_What you are asked to do:_
Give a verbatim copy of the lines below, minus the pictures.

_Material for this task:_
==============================

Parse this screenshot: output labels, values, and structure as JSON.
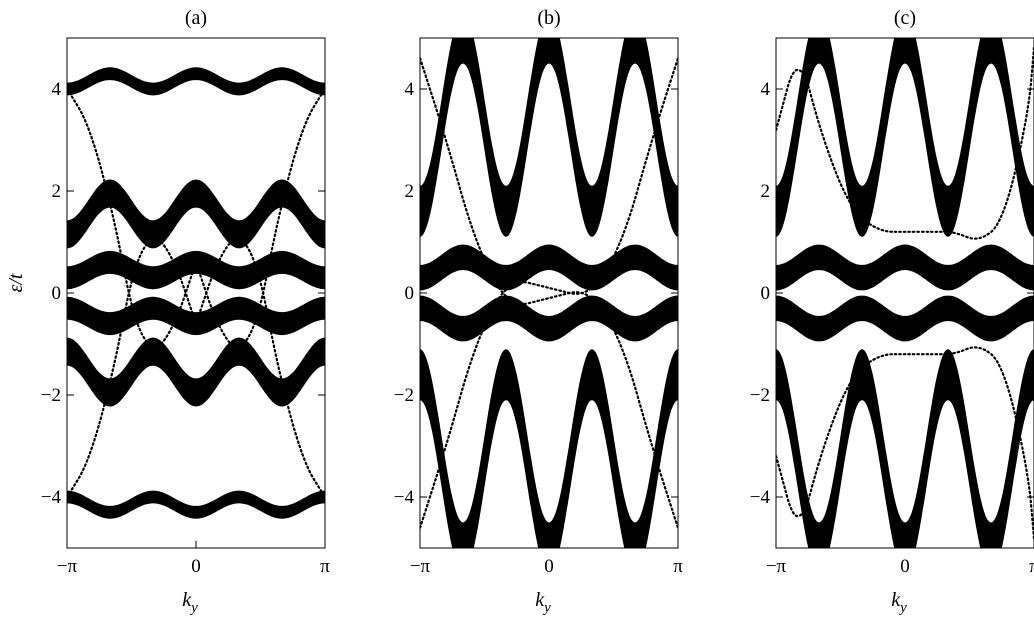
{
  "figure": {
    "background": "#ffffff",
    "ink": "#000000"
  },
  "chart_data": [
    {
      "type": "scatter",
      "title": "(a)",
      "xlabel": "k_y",
      "ylabel": "ε/t",
      "xlim": [
        -3.14159,
        3.14159
      ],
      "ylim": [
        -5,
        5
      ],
      "xticks": [
        {
          "value": -3.14159,
          "label": "−π"
        },
        {
          "value": 0,
          "label": "0"
        },
        {
          "value": 3.14159,
          "label": "π"
        }
      ],
      "yticks": [
        {
          "value": 4,
          "label": "4"
        },
        {
          "value": 2,
          "label": "2"
        },
        {
          "value": 0,
          "label": "0"
        },
        {
          "value": -2,
          "label": "−2"
        },
        {
          "value": -4,
          "label": "−4"
        }
      ],
      "bands": [
        {
          "center": 4.15,
          "amp": 0.15,
          "phase": 0.0,
          "freq": 3,
          "width": 0.25
        },
        {
          "center": 1.55,
          "amp": 0.4,
          "phase": 0.0,
          "freq": 3,
          "width": 0.55
        },
        {
          "center": 0.45,
          "amp": 0.15,
          "phase": 0.0,
          "freq": 3,
          "width": 0.45
        },
        {
          "center": -0.45,
          "amp": 0.15,
          "phase": 3.14159,
          "freq": 3,
          "width": 0.45
        },
        {
          "center": -1.55,
          "amp": 0.4,
          "phase": 3.14159,
          "freq": 3,
          "width": 0.55
        },
        {
          "center": -4.15,
          "amp": 0.15,
          "phase": 3.14159,
          "freq": 3,
          "width": 0.25
        }
      ],
      "edge_states": [
        {
          "points": [
            [
              -3.14,
              4.0
            ],
            [
              -2.6,
              3.3
            ],
            [
              -2.0,
              1.5
            ],
            [
              -1.5,
              -0.6
            ],
            [
              -1.0,
              -1.2
            ],
            [
              -0.5,
              -0.6
            ],
            [
              0.0,
              0.6
            ]
          ]
        },
        {
          "points": [
            [
              -3.14,
              -4.0
            ],
            [
              -2.6,
              -3.3
            ],
            [
              -2.0,
              -1.5
            ],
            [
              -1.5,
              0.6
            ],
            [
              -1.0,
              1.2
            ],
            [
              -0.5,
              0.6
            ],
            [
              0.0,
              -0.6
            ]
          ]
        },
        {
          "points": [
            [
              0.0,
              0.6
            ],
            [
              0.5,
              -0.6
            ],
            [
              1.0,
              -1.2
            ],
            [
              1.5,
              -0.6
            ],
            [
              2.0,
              1.5
            ],
            [
              2.6,
              3.3
            ],
            [
              3.14,
              4.0
            ]
          ]
        },
        {
          "points": [
            [
              0.0,
              -0.6
            ],
            [
              0.5,
              0.6
            ],
            [
              1.0,
              1.2
            ],
            [
              1.5,
              0.6
            ],
            [
              2.0,
              -1.5
            ],
            [
              2.6,
              -3.3
            ],
            [
              3.14,
              -4.0
            ]
          ]
        }
      ]
    },
    {
      "type": "scatter",
      "title": "(b)",
      "xlabel": "k_y",
      "ylabel": "",
      "xlim": [
        -3.14159,
        3.14159
      ],
      "ylim": [
        -5,
        5
      ],
      "xticks": [
        {
          "value": -3.14159,
          "label": "−π"
        },
        {
          "value": 0,
          "label": "0"
        },
        {
          "value": 3.14159,
          "label": "π"
        }
      ],
      "yticks": [
        {
          "value": 4,
          "label": "4"
        },
        {
          "value": 2,
          "label": "2"
        },
        {
          "value": 0,
          "label": "0"
        },
        {
          "value": -2,
          "label": "−2"
        },
        {
          "value": -4,
          "label": "−4"
        }
      ],
      "bands": [
        {
          "center": 3.3,
          "amp": 1.7,
          "phase": 0.0,
          "freq": 3,
          "width": 1.0
        },
        {
          "center": 0.5,
          "amp": 0.2,
          "phase": 0.0,
          "freq": 3,
          "width": 0.5
        },
        {
          "center": -0.5,
          "amp": 0.2,
          "phase": 3.14159,
          "freq": 3,
          "width": 0.5
        },
        {
          "center": -3.3,
          "amp": 1.7,
          "phase": 3.14159,
          "freq": 3,
          "width": 1.0
        }
      ],
      "edge_states": [
        {
          "points": [
            [
              -3.14,
              4.6
            ],
            [
              -2.5,
              3.0
            ],
            [
              -1.8,
              1.0
            ],
            [
              -1.0,
              -0.3
            ],
            [
              0.0,
              -0.1
            ],
            [
              1.0,
              0.1
            ],
            [
              1.8,
              -1.0
            ],
            [
              2.5,
              -3.0
            ],
            [
              3.14,
              -4.6
            ]
          ]
        },
        {
          "points": [
            [
              -3.14,
              -4.6
            ],
            [
              -2.5,
              -3.0
            ],
            [
              -1.8,
              -1.0
            ],
            [
              -1.0,
              0.3
            ],
            [
              0.0,
              0.1
            ],
            [
              1.0,
              -0.1
            ],
            [
              1.8,
              1.0
            ],
            [
              2.5,
              3.0
            ],
            [
              3.14,
              4.6
            ]
          ]
        }
      ]
    },
    {
      "type": "scatter",
      "title": "(c)",
      "xlabel": "k_y",
      "ylabel": "",
      "xlim": [
        -3.14159,
        3.14159
      ],
      "ylim": [
        -5,
        5
      ],
      "xticks": [
        {
          "value": -3.14159,
          "label": "−π"
        },
        {
          "value": 0,
          "label": "0"
        },
        {
          "value": 3.14159,
          "label": "π"
        }
      ],
      "yticks": [
        {
          "value": 4,
          "label": "4"
        },
        {
          "value": 2,
          "label": "2"
        },
        {
          "value": 0,
          "label": "0"
        },
        {
          "value": -2,
          "label": "−2"
        },
        {
          "value": -4,
          "label": "−4"
        }
      ],
      "bands": [
        {
          "center": 3.3,
          "amp": 1.7,
          "phase": 0.0,
          "freq": 3,
          "width": 1.0
        },
        {
          "center": 0.5,
          "amp": 0.2,
          "phase": 0.0,
          "freq": 3,
          "width": 0.5
        },
        {
          "center": -0.5,
          "amp": 0.2,
          "phase": 3.14159,
          "freq": 3,
          "width": 0.5
        },
        {
          "center": -3.3,
          "amp": 1.7,
          "phase": 3.14159,
          "freq": 3,
          "width": 1.0
        }
      ],
      "edge_states": [
        {
          "points": [
            [
              -3.14,
              3.2
            ],
            [
              -2.6,
              4.8
            ],
            [
              -2.0,
              3.0
            ],
            [
              -1.3,
              1.6
            ],
            [
              -0.6,
              1.2
            ],
            [
              0.0,
              1.2
            ],
            [
              0.7,
              1.2
            ],
            [
              1.2,
              1.2
            ],
            [
              1.8,
              1.0
            ],
            [
              2.4,
              1.4
            ],
            [
              3.0,
              3.5
            ],
            [
              3.14,
              4.8
            ]
          ]
        },
        {
          "points": [
            [
              -3.14,
              -3.2
            ],
            [
              -2.6,
              -4.8
            ],
            [
              -2.0,
              -3.0
            ],
            [
              -1.3,
              -1.6
            ],
            [
              -0.6,
              -1.2
            ],
            [
              0.0,
              -1.2
            ],
            [
              0.7,
              -1.2
            ],
            [
              1.2,
              -1.2
            ],
            [
              1.8,
              -1.0
            ],
            [
              2.4,
              -1.4
            ],
            [
              3.0,
              -3.5
            ],
            [
              3.14,
              -4.8
            ]
          ]
        }
      ]
    }
  ]
}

==============================

_Response to this exercise:_
Parse this screenshot: output labels, values, and structure as JSON.
{
  "figure": {
    "background": "#ffffff",
    "ink": "#000000"
  },
  "chart_data": [
    {
      "type": "scatter",
      "title": "(a)",
      "xlabel": "k_y",
      "ylabel": "ε/t",
      "xlim": [
        -3.14159,
        3.14159
      ],
      "ylim": [
        -5,
        5
      ],
      "xticks": [
        {
          "value": -3.14159,
          "label": "−π"
        },
        {
          "value": 0,
          "label": "0"
        },
        {
          "value": 3.14159,
          "label": "π"
        }
      ],
      "yticks": [
        {
          "value": 4,
          "label": "4"
        },
        {
          "value": 2,
          "label": "2"
        },
        {
          "value": 0,
          "label": "0"
        },
        {
          "value": -2,
          "label": "−2"
        },
        {
          "value": -4,
          "label": "−4"
        }
      ],
      "bands": [
        {
          "center": 4.15,
          "amp": 0.15,
          "phase": 0.0,
          "freq": 3,
          "width": 0.25
        },
        {
          "center": 1.55,
          "amp": 0.4,
          "phase": 0.0,
          "freq": 3,
          "width": 0.55
        },
        {
          "center": 0.45,
          "amp": 0.15,
          "phase": 0.0,
          "freq": 3,
          "width": 0.45
        },
        {
          "center": -0.45,
          "amp": 0.15,
          "phase": 3.14159,
          "freq": 3,
          "width": 0.45
        },
        {
          "center": -1.55,
          "amp": 0.4,
          "phase": 3.14159,
          "freq": 3,
          "width": 0.55
        },
        {
          "center": -4.15,
          "amp": 0.15,
          "phase": 3.14159,
          "freq": 3,
          "width": 0.25
        }
      ],
      "edge_states": [
        {
          "points": [
            [
              -3.14,
              4.0
            ],
            [
              -2.6,
              3.3
            ],
            [
              -2.0,
              1.5
            ],
            [
              -1.5,
              -0.6
            ],
            [
              -1.0,
              -1.2
            ],
            [
              -0.5,
              -0.6
            ],
            [
              0.0,
              0.6
            ]
          ]
        },
        {
          "points": [
            [
              -3.14,
              -4.0
            ],
            [
              -2.6,
              -3.3
            ],
            [
              -2.0,
              -1.5
            ],
            [
              -1.5,
              0.6
            ],
            [
              -1.0,
              1.2
            ],
            [
              -0.5,
              0.6
            ],
            [
              0.0,
              -0.6
            ]
          ]
        },
        {
          "points": [
            [
              0.0,
              0.6
            ],
            [
              0.5,
              -0.6
            ],
            [
              1.0,
              -1.2
            ],
            [
              1.5,
              -0.6
            ],
            [
              2.0,
              1.5
            ],
            [
              2.6,
              3.3
            ],
            [
              3.14,
              4.0
            ]
          ]
        },
        {
          "points": [
            [
              0.0,
              -0.6
            ],
            [
              0.5,
              0.6
            ],
            [
              1.0,
              1.2
            ],
            [
              1.5,
              0.6
            ],
            [
              2.0,
              -1.5
            ],
            [
              2.6,
              -3.3
            ],
            [
              3.14,
              -4.0
            ]
          ]
        }
      ]
    },
    {
      "type": "scatter",
      "title": "(b)",
      "xlabel": "k_y",
      "ylabel": "",
      "xlim": [
        -3.14159,
        3.14159
      ],
      "ylim": [
        -5,
        5
      ],
      "xticks": [
        {
          "value": -3.14159,
          "label": "−π"
        },
        {
          "value": 0,
          "label": "0"
        },
        {
          "value": 3.14159,
          "label": "π"
        }
      ],
      "yticks": [
        {
          "value": 4,
          "label": "4"
        },
        {
          "value": 2,
          "label": "2"
        },
        {
          "value": 0,
          "label": "0"
        },
        {
          "value": -2,
          "label": "−2"
        },
        {
          "value": -4,
          "label": "−4"
        }
      ],
      "bands": [
        {
          "center": 3.3,
          "amp": 1.7,
          "phase": 0.0,
          "freq": 3,
          "width": 1.0
        },
        {
          "center": 0.5,
          "amp": 0.2,
          "phase": 0.0,
          "freq": 3,
          "width": 0.5
        },
        {
          "center": -0.5,
          "amp": 0.2,
          "phase": 3.14159,
          "freq": 3,
          "width": 0.5
        },
        {
          "center": -3.3,
          "amp": 1.7,
          "phase": 3.14159,
          "freq": 3,
          "width": 1.0
        }
      ],
      "edge_states": [
        {
          "points": [
            [
              -3.14,
              4.6
            ],
            [
              -2.5,
              3.0
            ],
            [
              -1.8,
              1.0
            ],
            [
              -1.0,
              -0.3
            ],
            [
              0.0,
              -0.1
            ],
            [
              1.0,
              0.1
            ],
            [
              1.8,
              -1.0
            ],
            [
              2.5,
              -3.0
            ],
            [
              3.14,
              -4.6
            ]
          ]
        },
        {
          "points": [
            [
              -3.14,
              -4.6
            ],
            [
              -2.5,
              -3.0
            ],
            [
              -1.8,
              -1.0
            ],
            [
              -1.0,
              0.3
            ],
            [
              0.0,
              0.1
            ],
            [
              1.0,
              -0.1
            ],
            [
              1.8,
              1.0
            ],
            [
              2.5,
              3.0
            ],
            [
              3.14,
              4.6
            ]
          ]
        }
      ]
    },
    {
      "type": "scatter",
      "title": "(c)",
      "xlabel": "k_y",
      "ylabel": "",
      "xlim": [
        -3.14159,
        3.14159
      ],
      "ylim": [
        -5,
        5
      ],
      "xticks": [
        {
          "value": -3.14159,
          "label": "−π"
        },
        {
          "value": 0,
          "label": "0"
        },
        {
          "value": 3.14159,
          "label": "π"
        }
      ],
      "yticks": [
        {
          "value": 4,
          "label": "4"
        },
        {
          "value": 2,
          "label": "2"
        },
        {
          "value": 0,
          "label": "0"
        },
        {
          "value": -2,
          "label": "−2"
        },
        {
          "value": -4,
          "label": "−4"
        }
      ],
      "bands": [
        {
          "center": 3.3,
          "amp": 1.7,
          "phase": 0.0,
          "freq": 3,
          "width": 1.0
        },
        {
          "center": 0.5,
          "amp": 0.2,
          "phase": 0.0,
          "freq": 3,
          "width": 0.5
        },
        {
          "center": -0.5,
          "amp": 0.2,
          "phase": 3.14159,
          "freq": 3,
          "width": 0.5
        },
        {
          "center": -3.3,
          "amp": 1.7,
          "phase": 3.14159,
          "freq": 3,
          "width": 1.0
        }
      ],
      "edge_states": [
        {
          "points": [
            [
              -3.14,
              3.2
            ],
            [
              -2.6,
              4.8
            ],
            [
              -2.0,
              3.0
            ],
            [
              -1.3,
              1.6
            ],
            [
              -0.6,
              1.2
            ],
            [
              0.0,
              1.2
            ],
            [
              0.7,
              1.2
            ],
            [
              1.2,
              1.2
            ],
            [
              1.8,
              1.0
            ],
            [
              2.4,
              1.4
            ],
            [
              3.0,
              3.5
            ],
            [
              3.14,
              4.8
            ]
          ]
        },
        {
          "points": [
            [
              -3.14,
              -3.2
            ],
            [
              -2.6,
              -4.8
            ],
            [
              -2.0,
              -3.0
            ],
            [
              -1.3,
              -1.6
            ],
            [
              -0.6,
              -1.2
            ],
            [
              0.0,
              -1.2
            ],
            [
              0.7,
              -1.2
            ],
            [
              1.2,
              -1.2
            ],
            [
              1.8,
              -1.0
            ],
            [
              2.4,
              -1.4
            ],
            [
              3.0,
              -3.5
            ],
            [
              3.14,
              -4.8
            ]
          ]
        }
      ]
    }
  ]
}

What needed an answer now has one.